## Stated exercise
Repeat all of the data below line for line and character for character, leaving out the pictures.

* Start Data *

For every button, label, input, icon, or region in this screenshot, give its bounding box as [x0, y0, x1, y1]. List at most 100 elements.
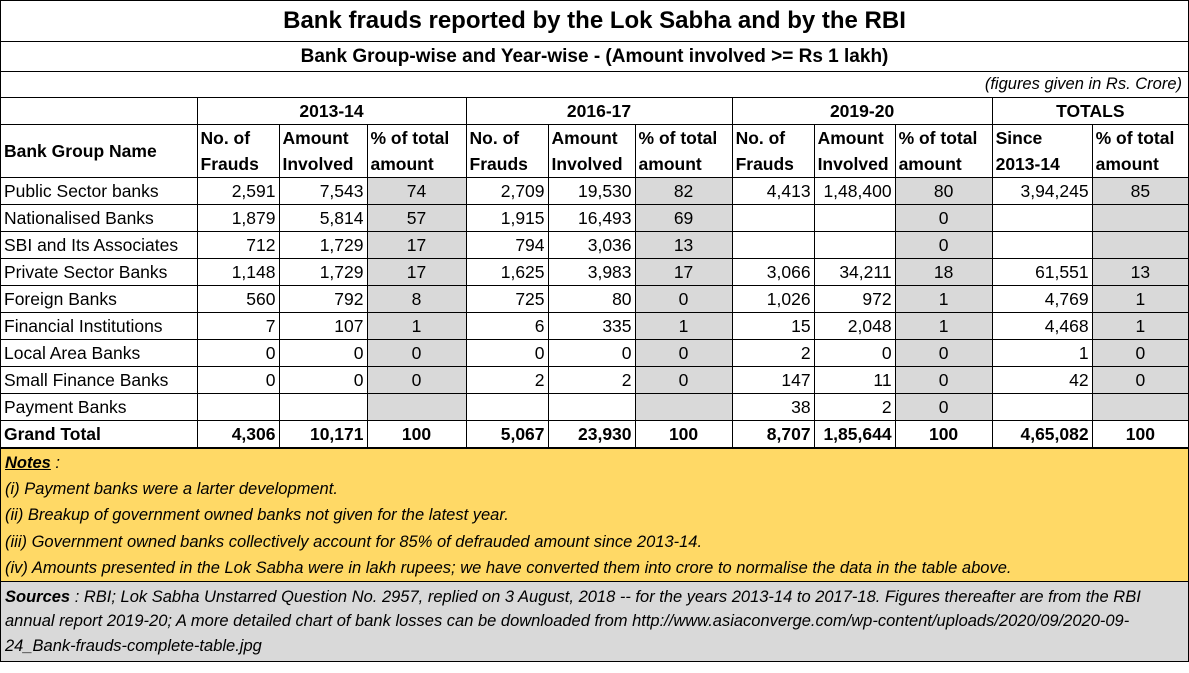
total-pct-cell: 100 [1091, 420, 1189, 448]
amount-cell: 1,85,644 [813, 420, 896, 448]
total-since-cell [991, 231, 1093, 259]
col-header-pct: % of total amount [634, 124, 733, 178]
amount-cell: 107 [278, 312, 368, 340]
amount-cell: 10,171 [278, 420, 368, 448]
sources-text: : RBI; Lok Sabha Unstarred Question No. … [5, 587, 1141, 655]
pct-cell: 82 [634, 177, 733, 205]
pct-cell: 0 [894, 393, 993, 421]
pct-cell: 17 [366, 231, 467, 259]
pct-cell: 18 [894, 258, 993, 286]
amount-cell: 34,211 [813, 258, 896, 286]
amount-cell: 1,48,400 [813, 177, 896, 205]
frauds-cell: 7 [196, 312, 280, 340]
bank-group-name: Financial Institutions [1, 312, 198, 340]
page-subtitle: Bank Group-wise and Year-wise - (Amount … [1, 42, 1188, 72]
sources-panel: Sources : RBI; Lok Sabha Unstarred Quest… [1, 580, 1188, 662]
total-since-cell: 4,468 [991, 312, 1093, 340]
pct-cell: 100 [634, 420, 733, 448]
col-header-amount: Amount Involved [813, 124, 896, 178]
pct-cell: 0 [366, 366, 467, 394]
group-header-totals: TOTALS [991, 98, 1189, 125]
pct-cell: 1 [894, 312, 993, 340]
fraud-table: 2013-14 2016-17 2019-20 TOTALS Bank Grou… [1, 98, 1189, 448]
amount-cell: 0 [278, 366, 368, 394]
note-item: (iv) Amounts presented in the Lok Sabha … [5, 558, 1012, 577]
pct-cell: 0 [894, 231, 993, 259]
frauds-cell: 38 [731, 393, 815, 421]
amount-cell: 19,530 [547, 177, 636, 205]
group-header-2016-17: 2016-17 [465, 98, 733, 125]
total-pct-cell: 0 [1091, 366, 1189, 394]
table-row: Private Sector Banks 1,148 1,729 17 1,625 3,9… [1, 258, 1189, 286]
pct-cell: 13 [634, 231, 733, 259]
col-header-amount: Amount Involved [547, 124, 636, 178]
pct-cell: 57 [366, 204, 467, 232]
frauds-cell [731, 231, 815, 259]
pct-cell: 8 [366, 285, 467, 313]
notes-heading-suffix: : [50, 454, 61, 472]
amount-cell: 2 [813, 393, 896, 421]
col-header-frauds: No. of Frauds [465, 124, 549, 178]
sources-label: Sources [5, 587, 71, 606]
amount-cell: 0 [813, 339, 896, 367]
amount-cell [278, 393, 368, 421]
total-since-cell [991, 204, 1093, 232]
col-header-pct: % of total amount [366, 124, 467, 178]
pct-cell: 0 [894, 366, 993, 394]
table-row: Local Area Banks 0 0 0 0 0 0 2 0 0 1 0 [1, 339, 1189, 367]
frauds-cell: 1,879 [196, 204, 280, 232]
frauds-cell: 560 [196, 285, 280, 313]
amount-cell [813, 204, 896, 232]
frauds-cell: 2,591 [196, 177, 280, 205]
pct-cell: 0 [634, 339, 733, 367]
total-since-cell: 1 [991, 339, 1093, 367]
note-item: (iii) Government owned banks collectivel… [5, 532, 703, 551]
frauds-cell: 1,625 [465, 258, 549, 286]
amount-cell: 1,729 [278, 231, 368, 259]
frauds-cell: 1,915 [465, 204, 549, 232]
frauds-cell: 8,707 [731, 420, 815, 448]
units-note: (figures given in Rs. Crore) [1, 72, 1188, 98]
bank-group-name: SBI and Its Associates [1, 231, 198, 259]
col-header-frauds: No. of Frauds [196, 124, 280, 178]
total-pct-cell [1091, 393, 1189, 421]
group-header-2019-20: 2019-20 [731, 98, 993, 125]
pct-cell: 0 [894, 339, 993, 367]
amount-cell: 0 [278, 339, 368, 367]
bank-group-name: Payment Banks [1, 393, 198, 421]
note-item: (i) Payment banks were a larter developm… [5, 480, 338, 499]
frauds-cell: 3,066 [731, 258, 815, 286]
pct-cell: 0 [634, 366, 733, 394]
frauds-cell: 1,148 [196, 258, 280, 286]
frauds-cell: 0 [465, 339, 549, 367]
total-pct-cell [1091, 231, 1189, 259]
frauds-cell: 6 [465, 312, 549, 340]
notes-panel: Notes : (i) Payment banks were a larter … [1, 448, 1188, 581]
total-pct-cell [1091, 204, 1189, 232]
frauds-cell: 794 [465, 231, 549, 259]
frauds-cell [731, 204, 815, 232]
frauds-cell [196, 393, 280, 421]
pct-cell [634, 393, 733, 421]
frauds-cell: 147 [731, 366, 815, 394]
bank-group-name: Local Area Banks [1, 339, 198, 367]
pct-cell: 1 [366, 312, 467, 340]
frauds-cell [465, 393, 549, 421]
amount-cell: 0 [547, 339, 636, 367]
col-header-pct: % of total amount [894, 124, 993, 178]
table-row: Public Sector banks 2,591 7,543 74 2,709 19,5… [1, 177, 1189, 205]
total-since-cell: 4,65,082 [991, 420, 1093, 448]
frauds-cell: 0 [196, 366, 280, 394]
frauds-cell: 725 [465, 285, 549, 313]
total-since-cell: 3,94,245 [991, 177, 1093, 205]
col-header-frauds: No. of Frauds [731, 124, 815, 178]
pct-cell [366, 393, 467, 421]
frauds-cell: 712 [196, 231, 280, 259]
total-since-cell: 4,769 [991, 285, 1093, 313]
bank-group-name: Nationalised Banks [1, 204, 198, 232]
amount-cell: 2 [547, 366, 636, 394]
table-row: SBI and Its Associates 712 1,729 17 794 3,036… [1, 231, 1189, 259]
group-header-2013-14: 2013-14 [196, 98, 467, 125]
frauds-cell: 2 [731, 339, 815, 367]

* End Data *

## Complete response
For every button, label, input, icon, or region in this screenshot, give its bounding box as [x0, y0, x1, y1]. List at most 100 elements.
total-pct-cell: 100 [1091, 420, 1189, 448]
amount-cell: 1,85,644 [813, 420, 896, 448]
total-since-cell [991, 231, 1093, 259]
col-header-pct: % of total amount [634, 124, 733, 178]
amount-cell: 107 [278, 312, 368, 340]
amount-cell: 10,171 [278, 420, 368, 448]
sources-text: : RBI; Lok Sabha Unstarred Question No. … [5, 587, 1141, 655]
pct-cell: 82 [634, 177, 733, 205]
pct-cell: 0 [894, 393, 993, 421]
pct-cell: 17 [366, 231, 467, 259]
pct-cell: 18 [894, 258, 993, 286]
amount-cell: 34,211 [813, 258, 896, 286]
amount-cell: 1,48,400 [813, 177, 896, 205]
frauds-cell: 7 [196, 312, 280, 340]
bank-group-name: Financial Institutions [1, 312, 198, 340]
page-subtitle: Bank Group-wise and Year-wise - (Amount … [1, 42, 1188, 72]
sources-panel: Sources : RBI; Lok Sabha Unstarred Quest… [1, 580, 1188, 662]
total-since-cell: 4,468 [991, 312, 1093, 340]
pct-cell: 100 [634, 420, 733, 448]
col-header-amount: Amount Involved [813, 124, 896, 178]
pct-cell: 0 [366, 366, 467, 394]
group-header-totals: TOTALS [991, 98, 1189, 125]
pct-cell: 1 [894, 312, 993, 340]
fraud-table: 2013-14 2016-17 2019-20 TOTALS Bank Grou… [1, 98, 1189, 448]
amount-cell: 0 [278, 366, 368, 394]
note-item: (iv) Amounts presented in the Lok Sabha … [5, 558, 1012, 577]
pct-cell: 0 [894, 231, 993, 259]
frauds-cell: 38 [731, 393, 815, 421]
amount-cell: 19,530 [547, 177, 636, 205]
group-header-2016-17: 2016-17 [465, 98, 733, 125]
total-pct-cell: 0 [1091, 366, 1189, 394]
table-row: Private Sector Banks 1,148 1,729 17 1,625 3,9… [1, 258, 1189, 286]
pct-cell: 13 [634, 231, 733, 259]
col-header-amount: Amount Involved [547, 124, 636, 178]
pct-cell: 57 [366, 204, 467, 232]
frauds-cell [731, 231, 815, 259]
pct-cell: 8 [366, 285, 467, 313]
notes-heading-suffix: : [50, 454, 61, 472]
amount-cell: 2 [813, 393, 896, 421]
col-header-frauds: No. of Frauds [465, 124, 549, 178]
sources-label: Sources [5, 587, 71, 606]
amount-cell: 0 [813, 339, 896, 367]
amount-cell [278, 393, 368, 421]
total-since-cell [991, 204, 1093, 232]
col-header-pct: % of total amount [366, 124, 467, 178]
pct-cell: 0 [894, 366, 993, 394]
table-row: Local Area Banks 0 0 0 0 0 0 2 0 0 1 0 [1, 339, 1189, 367]
frauds-cell: 1,879 [196, 204, 280, 232]
frauds-cell: 560 [196, 285, 280, 313]
amount-cell [813, 204, 896, 232]
frauds-cell: 2,591 [196, 177, 280, 205]
pct-cell: 0 [634, 339, 733, 367]
total-since-cell: 1 [991, 339, 1093, 367]
note-item: (iii) Government owned banks collectivel… [5, 532, 703, 551]
frauds-cell: 1,625 [465, 258, 549, 286]
amount-cell: 1,729 [278, 231, 368, 259]
frauds-cell: 1,915 [465, 204, 549, 232]
frauds-cell: 8,707 [731, 420, 815, 448]
units-note: (figures given in Rs. Crore) [1, 72, 1188, 98]
bank-group-name: SBI and Its Associates [1, 231, 198, 259]
col-header-frauds: No. of Frauds [196, 124, 280, 178]
total-pct-cell [1091, 393, 1189, 421]
group-header-2019-20: 2019-20 [731, 98, 993, 125]
pct-cell: 0 [894, 339, 993, 367]
amount-cell: 0 [278, 339, 368, 367]
bank-group-name: Payment Banks [1, 393, 198, 421]
note-item: (i) Payment banks were a larter developm… [5, 480, 338, 499]
frauds-cell: 3,066 [731, 258, 815, 286]
pct-cell: 0 [634, 366, 733, 394]
frauds-cell: 1,148 [196, 258, 280, 286]
frauds-cell: 0 [465, 339, 549, 367]
total-pct-cell [1091, 231, 1189, 259]
frauds-cell: 6 [465, 312, 549, 340]
notes-panel: Notes : (i) Payment banks were a larter … [1, 448, 1188, 581]
total-pct-cell [1091, 204, 1189, 232]
frauds-cell: 794 [465, 231, 549, 259]
frauds-cell [731, 204, 815, 232]
frauds-cell [196, 393, 280, 421]
pct-cell [634, 393, 733, 421]
frauds-cell: 147 [731, 366, 815, 394]
bank-group-name: Local Area Banks [1, 339, 198, 367]
pct-cell: 1 [366, 312, 467, 340]
frauds-cell [465, 393, 549, 421]
amount-cell: 0 [547, 339, 636, 367]
col-header-pct: % of total amount [894, 124, 993, 178]
table-row: Public Sector banks 2,591 7,543 74 2,709 19,5… [1, 177, 1189, 205]
total-since-cell: 4,65,082 [991, 420, 1093, 448]
frauds-cell: 0 [196, 366, 280, 394]
frauds-cell: 725 [465, 285, 549, 313]
total-since-cell: 3,94,245 [991, 177, 1093, 205]
col-header-frauds: No. of Frauds [731, 124, 815, 178]
pct-cell [366, 393, 467, 421]
frauds-cell: 712 [196, 231, 280, 259]
total-since-cell: 4,769 [991, 285, 1093, 313]
bank-group-name: Nationalised Banks [1, 204, 198, 232]
amount-cell: 2 [547, 366, 636, 394]
table-row: SBI and Its Associates 712 1,729 17 794 3,036… [1, 231, 1189, 259]
group-header-2013-14: 2013-14 [196, 98, 467, 125]
frauds-cell: 2 [731, 339, 815, 367]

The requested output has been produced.